> 指定任务 A
把讲座通知里从“主办系:市场营销与旅游管理系”到“销科学学报》等国内外期刊上。”的内容一字不改地照抄下来，头尾两处都要包括。
> 指定任务 B
根据讲座通知，徐志轩毕业于哪所学校的哪个学院和专业？

> 选中文本

◆ ◆ ◆ ◆ ◆ ◆ ◆

主办系:市场营销与旅游管理系
讲座题目: Predicting Popularity of Viral Content in Social Media through a Temporal-Spatial Cascade Convolutional Learning Framework
讲座时间:11月9日下午15:30
讲座地点:华侨D201会议室
主讲人:徐志轩
徐志轩讲师简介:
徐志轩,首都经济贸易大学工商管理学院市场营销与旅游管理系讲师,毕业于中国人民大学信息资源管理学院信息分析专业,曾获得JMS中国营销科学学术年会优秀论文奖,JMS中国营销科学博士生论坛优秀博士生论文奖,全国情报学博士论坛优秀论文奖。研究领域包括社交媒体信息传播、数字营销、零售数据挖掘、县域商业等。研究论文发表在“Mathematics”,《南开管理评论》,《管理评论》、《营销科学学报》等国内外期刊上。
讲座介绍:
The viral spread of online content can lead to unexpected consequences such as extreme opinions about a brand or consumers’ enthusiasm for a product. This makes the prediction of viral content’s future popularity an important problem, especially for digital marketers, as well as for managers of social platforms. It is not surprising that conventional methods, which heavily rely on either hand-crafted features or unrealistic assumptions, are insufficient in dealing with this challenging problem. Even state-of-art graph-based approaches are either inefficient to work with large-scale cascades or unable to explain what spread mechanisms are learned by the model.

◆ ◆ ◆ ◆ ◆ ◆ ◆

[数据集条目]
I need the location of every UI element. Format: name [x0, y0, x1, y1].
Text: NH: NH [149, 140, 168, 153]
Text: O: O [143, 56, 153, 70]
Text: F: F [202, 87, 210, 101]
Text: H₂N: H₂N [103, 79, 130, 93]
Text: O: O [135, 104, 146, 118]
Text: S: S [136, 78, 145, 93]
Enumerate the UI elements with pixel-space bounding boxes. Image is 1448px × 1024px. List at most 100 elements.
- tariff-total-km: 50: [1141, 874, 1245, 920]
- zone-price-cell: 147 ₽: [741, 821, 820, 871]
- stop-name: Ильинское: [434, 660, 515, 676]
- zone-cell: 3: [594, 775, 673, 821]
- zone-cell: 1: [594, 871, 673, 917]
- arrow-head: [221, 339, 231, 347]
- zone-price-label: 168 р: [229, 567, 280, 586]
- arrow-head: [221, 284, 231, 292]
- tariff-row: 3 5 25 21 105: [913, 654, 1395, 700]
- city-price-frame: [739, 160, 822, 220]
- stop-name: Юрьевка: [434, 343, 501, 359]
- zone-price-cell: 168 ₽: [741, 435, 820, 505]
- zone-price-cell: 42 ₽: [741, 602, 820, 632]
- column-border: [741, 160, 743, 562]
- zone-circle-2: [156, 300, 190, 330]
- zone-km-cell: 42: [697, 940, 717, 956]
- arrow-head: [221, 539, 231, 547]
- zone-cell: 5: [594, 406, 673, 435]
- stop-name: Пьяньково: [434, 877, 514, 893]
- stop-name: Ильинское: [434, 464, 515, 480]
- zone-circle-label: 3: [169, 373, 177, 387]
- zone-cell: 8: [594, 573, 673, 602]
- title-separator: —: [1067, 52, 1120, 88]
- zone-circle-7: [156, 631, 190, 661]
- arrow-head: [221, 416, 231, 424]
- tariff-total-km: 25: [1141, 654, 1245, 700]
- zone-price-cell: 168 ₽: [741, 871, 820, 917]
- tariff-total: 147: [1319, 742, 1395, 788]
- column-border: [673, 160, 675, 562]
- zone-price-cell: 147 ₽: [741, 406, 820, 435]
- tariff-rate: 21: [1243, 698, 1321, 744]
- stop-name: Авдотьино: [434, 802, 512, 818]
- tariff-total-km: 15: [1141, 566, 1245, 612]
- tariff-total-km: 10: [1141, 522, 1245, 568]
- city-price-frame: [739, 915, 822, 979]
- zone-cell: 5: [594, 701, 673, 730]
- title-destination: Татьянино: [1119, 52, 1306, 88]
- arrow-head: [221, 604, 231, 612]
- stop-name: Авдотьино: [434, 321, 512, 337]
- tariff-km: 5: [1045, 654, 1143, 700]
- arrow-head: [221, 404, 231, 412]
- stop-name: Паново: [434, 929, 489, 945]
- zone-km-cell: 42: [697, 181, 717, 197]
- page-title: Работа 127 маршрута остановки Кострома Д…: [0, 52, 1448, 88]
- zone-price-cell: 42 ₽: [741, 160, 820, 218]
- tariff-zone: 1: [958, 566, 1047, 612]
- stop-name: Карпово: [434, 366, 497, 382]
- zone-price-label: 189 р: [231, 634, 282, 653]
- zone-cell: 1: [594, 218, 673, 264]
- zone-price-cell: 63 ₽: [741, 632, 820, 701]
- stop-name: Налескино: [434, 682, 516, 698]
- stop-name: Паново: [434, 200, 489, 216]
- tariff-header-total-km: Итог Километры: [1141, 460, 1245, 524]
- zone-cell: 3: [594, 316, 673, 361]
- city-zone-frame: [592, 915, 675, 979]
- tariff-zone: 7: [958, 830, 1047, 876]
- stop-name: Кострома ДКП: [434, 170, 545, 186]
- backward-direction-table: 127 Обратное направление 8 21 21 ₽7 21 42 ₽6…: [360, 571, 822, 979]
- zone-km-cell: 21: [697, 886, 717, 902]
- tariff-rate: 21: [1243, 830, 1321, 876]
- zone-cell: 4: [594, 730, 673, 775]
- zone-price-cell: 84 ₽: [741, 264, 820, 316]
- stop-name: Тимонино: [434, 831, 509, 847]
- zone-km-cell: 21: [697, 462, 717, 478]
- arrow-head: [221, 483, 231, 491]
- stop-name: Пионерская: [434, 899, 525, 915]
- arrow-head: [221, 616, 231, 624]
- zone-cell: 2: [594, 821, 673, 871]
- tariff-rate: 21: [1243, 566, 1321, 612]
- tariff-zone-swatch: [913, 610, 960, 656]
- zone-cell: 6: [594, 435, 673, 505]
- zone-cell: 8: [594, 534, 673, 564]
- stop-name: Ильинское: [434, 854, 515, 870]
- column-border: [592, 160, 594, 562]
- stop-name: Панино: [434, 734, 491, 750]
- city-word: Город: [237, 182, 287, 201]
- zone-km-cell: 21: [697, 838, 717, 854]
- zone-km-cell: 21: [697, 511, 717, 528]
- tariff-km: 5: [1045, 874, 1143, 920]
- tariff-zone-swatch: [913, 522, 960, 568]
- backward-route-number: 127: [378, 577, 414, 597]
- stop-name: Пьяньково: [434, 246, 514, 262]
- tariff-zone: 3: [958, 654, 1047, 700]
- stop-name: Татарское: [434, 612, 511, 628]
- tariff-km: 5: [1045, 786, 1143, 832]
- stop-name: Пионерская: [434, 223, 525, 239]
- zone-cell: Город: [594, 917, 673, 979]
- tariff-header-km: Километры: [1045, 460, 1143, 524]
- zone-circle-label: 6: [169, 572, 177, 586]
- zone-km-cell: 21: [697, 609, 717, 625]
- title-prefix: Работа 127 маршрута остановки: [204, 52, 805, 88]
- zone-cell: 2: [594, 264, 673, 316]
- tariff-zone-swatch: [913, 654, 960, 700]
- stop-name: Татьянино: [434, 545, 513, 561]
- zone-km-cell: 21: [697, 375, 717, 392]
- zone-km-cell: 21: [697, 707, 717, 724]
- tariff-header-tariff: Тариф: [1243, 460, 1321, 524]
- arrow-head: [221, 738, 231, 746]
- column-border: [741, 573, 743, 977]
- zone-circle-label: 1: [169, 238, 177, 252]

◆ ◆ ◆ ◆ ◆ ◆ ◆

> 作答区 A
主办系:市场营销与旅游管理系
讲座题目: Predicting Popularity of Viral Content in Social Media through a Temporal-Spatial Cascade Convolutional Learning Framework
讲座时间:11月9日下午15:30
讲座地点:华侨D201会议室
主讲人:徐志轩
徐志轩讲师简介:
徐志轩,首都经济贸易大学工商管理学院市场营销与旅游管理系讲师,毕业于中国人民大学信息资源管理学院信息分析专业,曾获得JMS中国营销科学学术年会优秀论文奖,JMS中国营销科学博士生论坛优秀博士生论文奖,全国情报学博士论坛优秀论文奖。研究领域包括社交媒体信息传播、数字营销、零售数据挖掘、县域商业等。研究论文发表在“Mathematics”,《南开管理评论》,《管理评论》、《营销科学学报》等国内外期刊上。

> 作答区 B
中国人民大学信息资源管理学院信息分析专业。